WHAT IS BEING ASKED:
Please edit the stretch from the start of the rows through the line containing "window-controls xyxy=(1745,0,1918,29)" by changing "playlist-item" to "track-item" wherever it occurs. Return those lines with nothing else altered.

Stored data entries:
########

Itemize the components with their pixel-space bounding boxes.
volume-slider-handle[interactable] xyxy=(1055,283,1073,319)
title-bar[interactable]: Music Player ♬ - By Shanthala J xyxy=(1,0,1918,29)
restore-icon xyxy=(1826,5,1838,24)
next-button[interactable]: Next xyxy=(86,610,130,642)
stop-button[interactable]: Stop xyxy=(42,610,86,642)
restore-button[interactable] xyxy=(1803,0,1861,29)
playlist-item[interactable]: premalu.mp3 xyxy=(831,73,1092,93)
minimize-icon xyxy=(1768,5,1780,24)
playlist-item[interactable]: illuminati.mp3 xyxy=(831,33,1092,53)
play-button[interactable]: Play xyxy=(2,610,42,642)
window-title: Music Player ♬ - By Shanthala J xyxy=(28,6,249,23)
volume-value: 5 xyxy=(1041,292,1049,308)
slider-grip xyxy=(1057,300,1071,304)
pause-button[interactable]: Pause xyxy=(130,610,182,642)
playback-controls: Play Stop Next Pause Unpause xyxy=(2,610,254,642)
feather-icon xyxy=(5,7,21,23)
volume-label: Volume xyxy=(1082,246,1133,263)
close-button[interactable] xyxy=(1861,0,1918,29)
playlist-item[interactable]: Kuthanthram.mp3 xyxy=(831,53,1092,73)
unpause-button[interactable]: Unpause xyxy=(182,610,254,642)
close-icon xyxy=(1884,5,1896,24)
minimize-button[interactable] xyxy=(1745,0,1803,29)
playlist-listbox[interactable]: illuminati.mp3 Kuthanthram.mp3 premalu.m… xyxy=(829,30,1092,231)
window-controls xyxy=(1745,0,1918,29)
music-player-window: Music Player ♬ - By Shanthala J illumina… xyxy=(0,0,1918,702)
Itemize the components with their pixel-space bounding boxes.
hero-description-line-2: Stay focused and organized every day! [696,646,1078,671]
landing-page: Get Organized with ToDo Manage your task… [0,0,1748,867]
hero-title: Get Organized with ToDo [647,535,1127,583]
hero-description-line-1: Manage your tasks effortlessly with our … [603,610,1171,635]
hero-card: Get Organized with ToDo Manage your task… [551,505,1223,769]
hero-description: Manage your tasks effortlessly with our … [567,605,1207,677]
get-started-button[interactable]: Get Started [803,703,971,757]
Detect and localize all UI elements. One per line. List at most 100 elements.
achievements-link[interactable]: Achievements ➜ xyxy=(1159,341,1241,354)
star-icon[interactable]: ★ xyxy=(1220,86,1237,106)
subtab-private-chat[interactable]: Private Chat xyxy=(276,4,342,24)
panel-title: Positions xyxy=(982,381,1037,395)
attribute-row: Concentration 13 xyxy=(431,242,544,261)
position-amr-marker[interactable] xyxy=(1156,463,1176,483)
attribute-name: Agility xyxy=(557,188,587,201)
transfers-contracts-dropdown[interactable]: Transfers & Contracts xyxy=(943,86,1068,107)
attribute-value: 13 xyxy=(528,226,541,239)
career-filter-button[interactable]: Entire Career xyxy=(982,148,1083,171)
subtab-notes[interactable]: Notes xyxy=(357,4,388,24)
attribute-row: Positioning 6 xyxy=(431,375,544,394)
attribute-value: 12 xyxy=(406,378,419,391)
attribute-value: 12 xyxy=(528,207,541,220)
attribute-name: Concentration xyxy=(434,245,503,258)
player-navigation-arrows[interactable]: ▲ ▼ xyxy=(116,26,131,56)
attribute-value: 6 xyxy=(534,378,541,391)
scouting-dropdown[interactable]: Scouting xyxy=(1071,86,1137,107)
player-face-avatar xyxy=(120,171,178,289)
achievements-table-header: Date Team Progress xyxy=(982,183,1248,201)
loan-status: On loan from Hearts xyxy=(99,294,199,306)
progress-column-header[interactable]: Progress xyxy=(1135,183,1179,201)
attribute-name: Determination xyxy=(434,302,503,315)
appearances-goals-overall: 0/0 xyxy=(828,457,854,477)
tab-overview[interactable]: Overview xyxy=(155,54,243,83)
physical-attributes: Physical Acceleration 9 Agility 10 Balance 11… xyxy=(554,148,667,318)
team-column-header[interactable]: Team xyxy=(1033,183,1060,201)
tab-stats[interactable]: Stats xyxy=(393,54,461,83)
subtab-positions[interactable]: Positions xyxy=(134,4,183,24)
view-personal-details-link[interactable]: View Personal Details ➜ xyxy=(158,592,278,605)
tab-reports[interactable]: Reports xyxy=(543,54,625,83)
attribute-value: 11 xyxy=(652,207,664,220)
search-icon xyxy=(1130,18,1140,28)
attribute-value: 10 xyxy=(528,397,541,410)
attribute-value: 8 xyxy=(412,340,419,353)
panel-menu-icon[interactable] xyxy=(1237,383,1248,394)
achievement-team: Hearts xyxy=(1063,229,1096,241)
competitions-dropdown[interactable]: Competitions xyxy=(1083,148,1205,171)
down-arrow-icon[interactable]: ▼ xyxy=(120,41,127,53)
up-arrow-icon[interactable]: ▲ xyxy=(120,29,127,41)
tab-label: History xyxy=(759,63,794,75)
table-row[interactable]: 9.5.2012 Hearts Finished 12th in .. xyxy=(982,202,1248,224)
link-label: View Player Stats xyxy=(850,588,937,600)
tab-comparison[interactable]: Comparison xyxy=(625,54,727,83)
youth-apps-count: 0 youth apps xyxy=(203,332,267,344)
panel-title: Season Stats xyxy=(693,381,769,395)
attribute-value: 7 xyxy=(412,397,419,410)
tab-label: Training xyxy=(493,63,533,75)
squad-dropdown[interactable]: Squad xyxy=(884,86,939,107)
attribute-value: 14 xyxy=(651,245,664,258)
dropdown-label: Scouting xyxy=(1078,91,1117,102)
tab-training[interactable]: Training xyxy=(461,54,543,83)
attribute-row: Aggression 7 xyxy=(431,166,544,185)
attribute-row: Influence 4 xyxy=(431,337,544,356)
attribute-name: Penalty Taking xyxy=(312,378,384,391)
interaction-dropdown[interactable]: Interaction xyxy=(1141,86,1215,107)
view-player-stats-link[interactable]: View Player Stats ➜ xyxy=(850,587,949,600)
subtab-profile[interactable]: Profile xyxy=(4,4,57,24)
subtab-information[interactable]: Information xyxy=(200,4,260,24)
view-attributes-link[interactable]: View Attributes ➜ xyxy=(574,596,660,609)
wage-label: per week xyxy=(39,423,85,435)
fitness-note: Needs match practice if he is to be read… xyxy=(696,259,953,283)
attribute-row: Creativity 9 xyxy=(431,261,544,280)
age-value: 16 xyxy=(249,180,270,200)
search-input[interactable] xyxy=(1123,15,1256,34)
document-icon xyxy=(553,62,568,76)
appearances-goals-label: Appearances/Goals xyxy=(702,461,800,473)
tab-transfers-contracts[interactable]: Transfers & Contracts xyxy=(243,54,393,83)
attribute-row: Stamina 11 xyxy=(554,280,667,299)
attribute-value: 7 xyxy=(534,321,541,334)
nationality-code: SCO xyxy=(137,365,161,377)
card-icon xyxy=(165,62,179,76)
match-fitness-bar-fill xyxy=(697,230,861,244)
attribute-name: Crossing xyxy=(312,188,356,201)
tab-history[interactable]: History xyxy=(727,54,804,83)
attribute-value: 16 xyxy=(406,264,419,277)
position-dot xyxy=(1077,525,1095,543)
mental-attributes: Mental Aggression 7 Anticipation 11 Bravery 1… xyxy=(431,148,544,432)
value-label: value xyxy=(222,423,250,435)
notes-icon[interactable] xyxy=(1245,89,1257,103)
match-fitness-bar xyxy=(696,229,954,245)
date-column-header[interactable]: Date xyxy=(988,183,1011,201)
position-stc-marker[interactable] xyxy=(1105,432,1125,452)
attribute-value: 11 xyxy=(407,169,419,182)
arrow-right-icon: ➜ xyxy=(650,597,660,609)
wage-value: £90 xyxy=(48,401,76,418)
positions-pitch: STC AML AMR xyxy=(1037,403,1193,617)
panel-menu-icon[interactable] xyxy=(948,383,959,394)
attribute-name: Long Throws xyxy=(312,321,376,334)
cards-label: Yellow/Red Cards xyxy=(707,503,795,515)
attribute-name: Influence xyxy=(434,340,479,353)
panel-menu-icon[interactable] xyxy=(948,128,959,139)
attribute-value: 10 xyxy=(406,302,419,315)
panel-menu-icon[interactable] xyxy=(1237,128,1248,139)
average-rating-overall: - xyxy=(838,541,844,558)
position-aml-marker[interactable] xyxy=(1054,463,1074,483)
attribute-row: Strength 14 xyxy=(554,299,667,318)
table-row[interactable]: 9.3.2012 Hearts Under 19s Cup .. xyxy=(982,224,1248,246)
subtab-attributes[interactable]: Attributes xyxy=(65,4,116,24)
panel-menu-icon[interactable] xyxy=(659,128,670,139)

########

COMPLETE RESPONSE:
Itemize the components with their pixel-space bounding boxes.
volume-slider-handle[interactable] xyxy=(1055,283,1073,319)
title-bar[interactable]: Music Player ♬ - By Shanthala J xyxy=(1,0,1918,29)
restore-icon xyxy=(1826,5,1838,24)
next-button[interactable]: Next xyxy=(86,610,130,642)
stop-button[interactable]: Stop xyxy=(42,610,86,642)
restore-button[interactable] xyxy=(1803,0,1861,29)
track-item[interactable]: premalu.mp3 xyxy=(831,73,1092,93)
minimize-icon xyxy=(1768,5,1780,24)
track-item[interactable]: illuminati.mp3 xyxy=(831,33,1092,53)
play-button[interactable]: Play xyxy=(2,610,42,642)
window-title: Music Player ♬ - By Shanthala J xyxy=(28,6,249,23)
volume-value: 5 xyxy=(1041,292,1049,308)
slider-grip xyxy=(1057,300,1071,304)
pause-button[interactable]: Pause xyxy=(130,610,182,642)
playback-controls: Play Stop Next Pause Unpause xyxy=(2,610,254,642)
feather-icon xyxy=(5,7,21,23)
volume-label: Volume xyxy=(1082,246,1133,263)
close-button[interactable] xyxy=(1861,0,1918,29)
track-item[interactable]: Kuthanthram.mp3 xyxy=(831,53,1092,73)
unpause-button[interactable]: Unpause xyxy=(182,610,254,642)
close-icon xyxy=(1884,5,1896,24)
minimize-button[interactable] xyxy=(1745,0,1803,29)
playlist-listbox[interactable]: illuminati.mp3 Kuthanthram.mp3 premalu.m… xyxy=(829,30,1092,231)
window-controls xyxy=(1745,0,1918,29)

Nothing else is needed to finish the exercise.